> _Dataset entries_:
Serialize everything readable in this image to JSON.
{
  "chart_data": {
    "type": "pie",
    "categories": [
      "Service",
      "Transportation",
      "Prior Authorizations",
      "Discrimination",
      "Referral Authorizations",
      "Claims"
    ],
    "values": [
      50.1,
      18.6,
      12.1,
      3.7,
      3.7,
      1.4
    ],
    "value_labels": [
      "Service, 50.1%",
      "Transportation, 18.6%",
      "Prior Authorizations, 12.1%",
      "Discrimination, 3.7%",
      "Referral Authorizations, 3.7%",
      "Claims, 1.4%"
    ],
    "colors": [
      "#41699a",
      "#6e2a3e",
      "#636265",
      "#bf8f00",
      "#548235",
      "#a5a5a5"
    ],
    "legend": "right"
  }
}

> _Request_:
Pick each line holding the word "Referral" out of the data and copy it.

> _Result_:
      "Referral Authorizations",
      "Referral Authorizations, 3.7%",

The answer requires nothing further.